» **GIVEN PROBLEM**
Provide only the number of lines where "results" occurs.

--- BEGIN ---

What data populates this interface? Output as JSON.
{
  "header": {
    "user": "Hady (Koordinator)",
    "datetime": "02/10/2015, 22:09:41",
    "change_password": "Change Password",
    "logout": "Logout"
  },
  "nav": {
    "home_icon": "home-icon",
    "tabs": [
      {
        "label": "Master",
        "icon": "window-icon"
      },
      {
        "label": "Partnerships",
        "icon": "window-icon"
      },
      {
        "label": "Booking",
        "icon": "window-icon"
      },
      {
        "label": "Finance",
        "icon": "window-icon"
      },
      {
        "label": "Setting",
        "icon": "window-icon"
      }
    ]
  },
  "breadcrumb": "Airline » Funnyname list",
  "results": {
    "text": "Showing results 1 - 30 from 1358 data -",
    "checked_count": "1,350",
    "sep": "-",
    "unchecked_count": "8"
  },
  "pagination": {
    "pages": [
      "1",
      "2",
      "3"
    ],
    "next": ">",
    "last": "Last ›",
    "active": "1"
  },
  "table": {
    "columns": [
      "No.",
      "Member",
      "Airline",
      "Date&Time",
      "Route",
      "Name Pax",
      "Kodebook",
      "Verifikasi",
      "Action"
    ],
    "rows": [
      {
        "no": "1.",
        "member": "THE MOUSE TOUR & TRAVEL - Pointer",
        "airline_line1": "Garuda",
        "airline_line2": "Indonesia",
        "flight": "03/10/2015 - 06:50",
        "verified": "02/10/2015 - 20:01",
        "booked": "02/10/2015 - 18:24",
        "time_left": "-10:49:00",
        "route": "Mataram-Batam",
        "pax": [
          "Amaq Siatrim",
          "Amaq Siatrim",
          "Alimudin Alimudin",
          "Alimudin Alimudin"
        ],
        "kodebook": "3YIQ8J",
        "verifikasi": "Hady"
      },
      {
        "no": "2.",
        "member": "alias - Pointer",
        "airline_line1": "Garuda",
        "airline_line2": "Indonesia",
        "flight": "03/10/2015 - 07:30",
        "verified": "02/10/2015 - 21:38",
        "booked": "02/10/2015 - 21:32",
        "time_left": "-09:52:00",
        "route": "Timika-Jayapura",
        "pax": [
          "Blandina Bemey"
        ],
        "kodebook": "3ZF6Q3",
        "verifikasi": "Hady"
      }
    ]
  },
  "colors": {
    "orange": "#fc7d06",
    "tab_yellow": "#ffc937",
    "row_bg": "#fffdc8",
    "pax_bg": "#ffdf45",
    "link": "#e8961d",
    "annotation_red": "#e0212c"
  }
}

--- END ---

» **RIGHT ANSWER**
2